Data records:
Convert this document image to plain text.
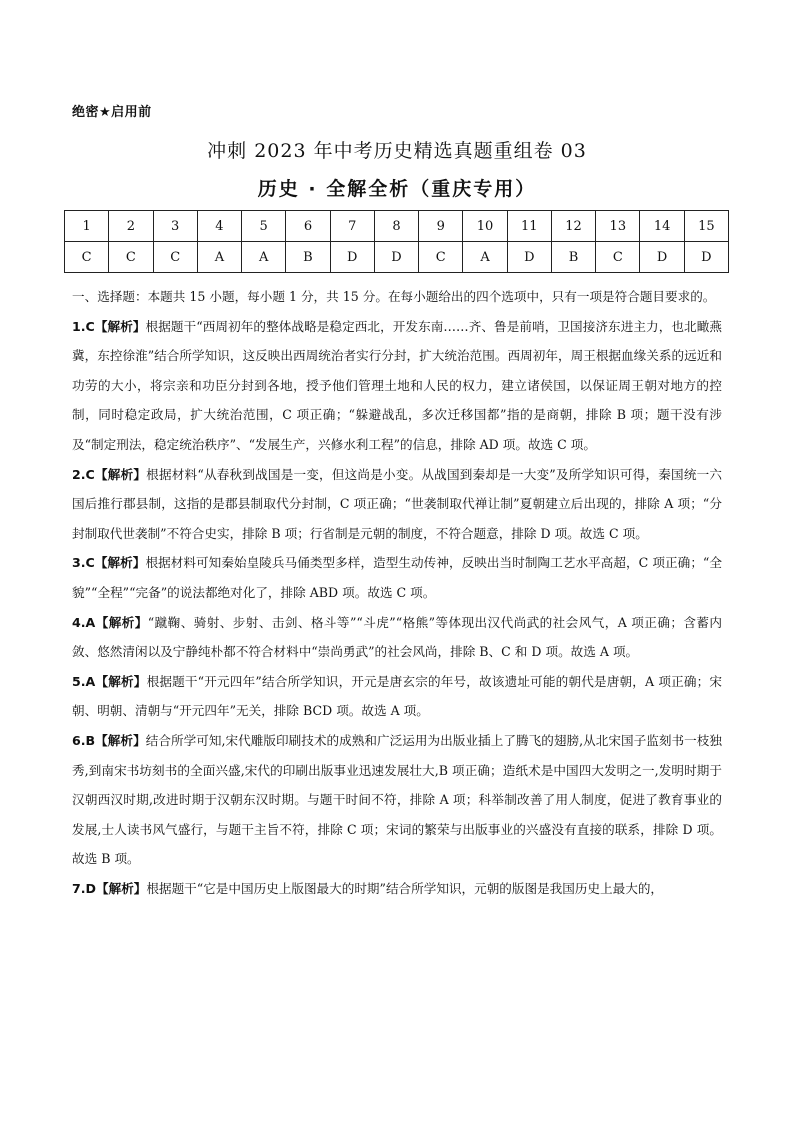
绝密★启用前
冲刺 2023 年中考历史精选真题重组卷 03
历史 · 全解全析（重庆专用）
1	2	3	4	5	6	7	8	9	10	11	12	13	14	15
C	C	C	A	A	B	D	D	C	A	D	B	C	D	D

一、选择题：本题共 15 小题，每小题 1 分，共 15 分。在每小题给出的四个选项中，只有一项是符合题目要求的。

1.C【解析】根据题干“西周初年的整体战略是稳定西北，开发东南……齐、鲁是前哨，卫国接济东进主力，也北瞰燕冀，东控徐淮”结合所学知识，这反映出西周统治者实行分封，扩大统治范围。西周初年，周王根据血缘关系的远近和功劳的大小，将宗亲和功臣分封到各地，授予他们管理土地和人民的权力，建立诸侯国，以保证周王朝对地方的控制，同时稳定政局，扩大统治范围，C 项正确；“躲避战乱，多次迁移国都”指的是商朝，排除 B 项；题干没有涉及“制定刑法，稳定统治秩序”、“发展生产，兴修水利工程”的信息，排除 AD 项。故选 C 项。

2.C【解析】根据材料“从春秋到战国是一变，但这尚是小变。从战国到秦却是一大变”及所学知识可得，秦国统一六国后推行郡县制，这指的是郡县制取代分封制，C 项正确；“世袭制取代禅让制”夏朝建立后出现的，排除 A 项；“分封制取代世袭制”不符合史实，排除 B 项；行省制是元朝的制度，不符合题意，排除 D 项。故选 C 项。

3.C【解析】根据材料可知秦始皇陵兵马俑类型多样，造型生动传神，反映出当时制陶工艺水平高超，C 项正确；“全貌”“全程”“完备”的说法都绝对化了，排除 ABD 项。故选 C 项。

4.A【解析】“蹴鞠、骑射、步射、击剑、格斗等”“斗虎”“格熊”等体现出汉代尚武的社会风气，A 项正确；含蓄内敛、悠然清闲以及宁静纯朴都不符合材料中“崇尚勇武”的社会风尚，排除 B、C 和 D 项。故选 A 项。

5.A【解析】根据题干“开元四年”结合所学知识，开元是唐玄宗的年号，故该遗址可能的朝代是唐朝，A 项正确；宋朝、明朝、清朝与“开元四年”无关，排除 BCD 项。故选 A 项。

6.B【解析】结合所学可知,宋代雕版印刷技术的成熟和广泛运用为出版业插上了腾飞的翅膀,从北宋国子监刻书一枝独秀,到南宋书坊刻书的全面兴盛,宋代的印刷出版事业迅速发展壮大,B 项正确；造纸术是中国四大发明之一,发明时期于汉朝西汉时期,改进时期于汉朝东汉时期。与题干时间不符，排除 A 项；科举制改善了用人制度，促进了教育事业的发展,士人读书风气盛行，与题干主旨不符，排除 C 项；宋词的繁荣与出版事业的兴盛没有直接的联系，排除 D 项。故选 B 项。

7.D【解析】根据题干“它是中国历史上版图最大的时期”结合所学知识，元朝的版图是我国历史上最大的，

Exercise goal
Take the listing above and print it exactly, apart from the pictures.

Response to the exercise
Convert this document image to plain text.
绝密★启用前
冲刺 2023 年中考历史精选真题重组卷 03
历史 · 全解全析（重庆专用）
1	2	3	4	5	6	7	8	9	10	11	12	13	14	15
C	C	C	A	A	B	D	D	C	A	D	B	C	D	D

一、选择题：本题共 15 小题，每小题 1 分，共 15 分。在每小题给出的四个选项中，只有一项是符合题目要求的。

1.C【解析】根据题干“西周初年的整体战略是稳定西北，开发东南……齐、鲁是前哨，卫国接济东进主力，也北瞰燕冀，东控徐淮”结合所学知识，这反映出西周统治者实行分封，扩大统治范围。西周初年，周王根据血缘关系的远近和功劳的大小，将宗亲和功臣分封到各地，授予他们管理土地和人民的权力，建立诸侯国，以保证周王朝对地方的控制，同时稳定政局，扩大统治范围，C 项正确；“躲避战乱，多次迁移国都”指的是商朝，排除 B 项；题干没有涉及“制定刑法，稳定统治秩序”、“发展生产，兴修水利工程”的信息，排除 AD 项。故选 C 项。

2.C【解析】根据材料“从春秋到战国是一变，但这尚是小变。从战国到秦却是一大变”及所学知识可得，秦国统一六国后推行郡县制，这指的是郡县制取代分封制，C 项正确；“世袭制取代禅让制”夏朝建立后出现的，排除 A 项；“分封制取代世袭制”不符合史实，排除 B 项；行省制是元朝的制度，不符合题意，排除 D 项。故选 C 项。

3.C【解析】根据材料可知秦始皇陵兵马俑类型多样，造型生动传神，反映出当时制陶工艺水平高超，C 项正确；“全貌”“全程”“完备”的说法都绝对化了，排除 ABD 项。故选 C 项。

4.A【解析】“蹴鞠、骑射、步射、击剑、格斗等”“斗虎”“格熊”等体现出汉代尚武的社会风气，A 项正确；含蓄内敛、悠然清闲以及宁静纯朴都不符合材料中“崇尚勇武”的社会风尚，排除 B、C 和 D 项。故选 A 项。

5.A【解析】根据题干“开元四年”结合所学知识，开元是唐玄宗的年号，故该遗址可能的朝代是唐朝，A 项正确；宋朝、明朝、清朝与“开元四年”无关，排除 BCD 项。故选 A 项。

6.B【解析】结合所学可知,宋代雕版印刷技术的成熟和广泛运用为出版业插上了腾飞的翅膀,从北宋国子监刻书一枝独秀,到南宋书坊刻书的全面兴盛,宋代的印刷出版事业迅速发展壮大,B 项正确；造纸术是中国四大发明之一,发明时期于汉朝西汉时期,改进时期于汉朝东汉时期。与题干时间不符，排除 A 项；科举制改善了用人制度，促进了教育事业的发展,士人读书风气盛行，与题干主旨不符，排除 C 项；宋词的繁荣与出版事业的兴盛没有直接的联系，排除 D 项。故选 B 项。

7.D【解析】根据题干“它是中国历史上版图最大的时期”结合所学知识，元朝的版图是我国历史上最大的，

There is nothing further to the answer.